**Extract to read**
* * *

In 1993, because she was concerned about the risk of burglary and vandalism to her vacant house, Maccia asked her grandson, Donald Callaghan, and his wife, Marcella, to move into and care for her house. Donald Callaghan offered to purchase the property from his grandmother but she declined because she intended to return to her house when her health improved. The Callaghans agreed to pay Maccia $600 per month and to maintain the property. They also paid the electric, gas, heating, phone, and water bills. The Callaghans received their mail at 14 Hyde Road and were registered to vote at that address.
Maccia continued to pay the property taxes for her house. She also maintained her homeowners' liability insurance policy issued by Allstate Insurance Company. Although the Callaghans had maintained a homeowners' insurance policy in their names at their previous residence, they did not purchase a policy when they moved to 14 Hyde Road.
The parties stipulated that Maccia intended to return to her house when her health permitted. However, from the time she moved in with her daughter until the filing of this appeal, she was unable to return to her house and was confined to her daughter's home in Kearny. *fn1 Nevertheless, the Callaghans still considered one of the bedrooms in the house to be Maccia's. The Callaghans visited Maccia at her daughter's home approximately once each month.
The underlying action giving rise to this appeal is a tort claim filed against Marcella Callaghan. In September 1994, plaintiff, eighty- eight-year-old Dorothy Gibson, was seriously injured when she was knocked down by Marcella Callaghan's dog while walking in Brookdale Park in Montclair. After Gibson and her husband filed a complaint against Marcella Callaghan, Marcella Callaghan filed a third-party complaint against Allstate, asserting that, because she resided in Maccia's house, she was entitled to a defense and indemnification under Maccia's homeowners' policy. Marcella Callaghan also filed a third-party complaint against the County of Essex. That complaint has been dismissed and is not implicated in this appeal.

* * *

**Given exercise 1**
Find every line in the entries that contains the string "title", treating uppercase and lowercase as different, and copy each of those lines.
The legal passage about Maccia's house and the entries that follow are unrelated material.

* * *

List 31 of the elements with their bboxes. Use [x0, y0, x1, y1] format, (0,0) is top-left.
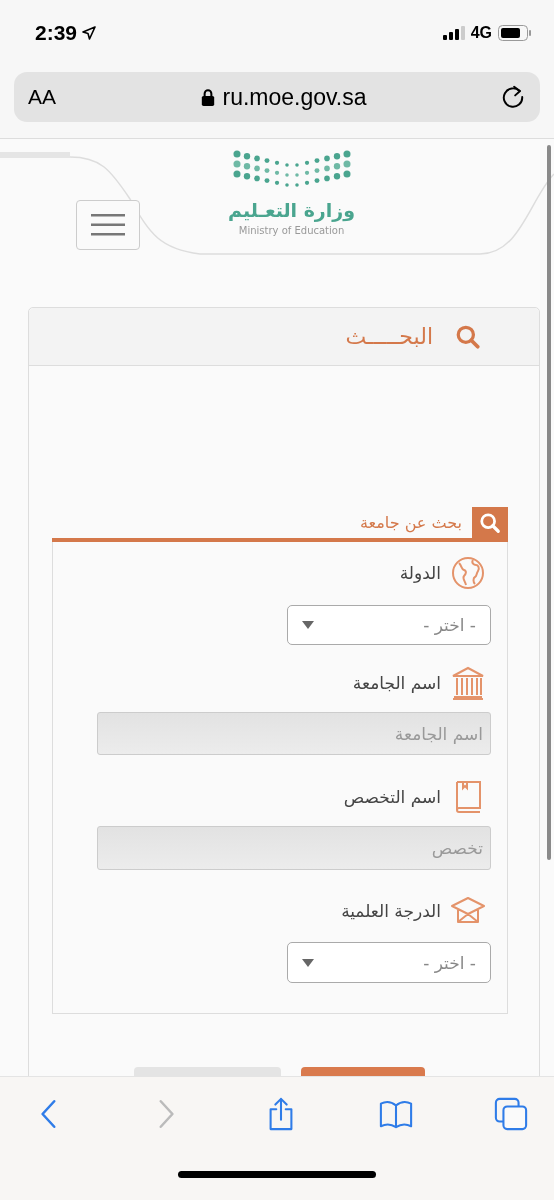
clock-time: 2:39	[35, 21, 78, 45]
reload-icon[interactable]	[500, 84, 526, 110]
menu-icon	[91, 214, 125, 236]
search-icon	[479, 511, 501, 534]
url-text: ru.moe.gov.sa	[222, 83, 367, 111]
address-bar[interactable]: AA ru.moe.gov.sa	[14, 72, 540, 122]
battery-icon	[498, 25, 532, 41]
globe-icon	[451, 556, 485, 591]
dropdown-field[interactable]: - اختر -	[287, 942, 491, 983]
network-label: 4G	[470, 24, 492, 42]
logo-arabic-text: وزارة التعـليم	[228, 199, 356, 221]
field-label: اسم التخصص	[343, 786, 441, 807]
menu-button[interactable]	[76, 200, 140, 250]
field-label: الدرجة العلمية	[341, 901, 441, 922]
input-field[interactable]: اسم الجامعة	[97, 712, 491, 756]
caret-icon	[302, 621, 314, 629]
field-label: اسم الجامعة	[352, 672, 441, 693]
building-columns-icon	[451, 665, 485, 700]
text-size-button[interactable]: AA	[28, 85, 68, 109]
dropdown-field[interactable]: - اختر -	[287, 604, 491, 646]
caret-icon	[302, 958, 314, 967]
logo-english-text: Ministry of Education	[238, 225, 345, 236]
input-field[interactable]: تخصص	[97, 826, 491, 870]
search-icon	[455, 323, 481, 350]
location-arrow-icon	[82, 26, 97, 40]
lock-icon	[201, 88, 216, 106]
signal-icon	[442, 26, 465, 40]
tabs-icon[interactable]	[494, 1097, 528, 1131]
section-title: بحث عن جامعة	[359, 513, 462, 532]
panel-title: البحـــــث	[345, 324, 433, 349]
field-label: الدولة	[399, 563, 441, 584]
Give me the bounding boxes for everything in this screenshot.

* * *

**Given exercise 2**
Resume the legal passage about Maccia's house, starting after its last sentence.

**Exercise answer 1**
section-title: بحث عن جامعة	[359, 513, 462, 532]
panel-title: البحـــــث	[345, 324, 433, 349]

**Exercise answer 2**
The Allstate policy lists Maccia as the named insured and identifies 14 Hyde Road as the insured property. The policy provides:
Allstate will pay all sums arising from an accidental loss which an insured person becomes legally obligated to pay as damages because of bodily injury or property damage covered by this part of the policy.
We may investigate or settle any claim or suit for covered damages against an insured person. If an insured person is sued for these damages, we will provide a defense with counsel of our choice, even if the allegations are groundless, false or fraudulent. We are not obligated to pay any claim or judgment after we have exhausted our limit of liability.
The "Definitions" section of the policy provides:
1. "You" and "your" -- means the person named on the declarations page as the insured and that person's resident spouse.
2. "Allstate", "We", "Us" or "Our" -- means the company named on the ...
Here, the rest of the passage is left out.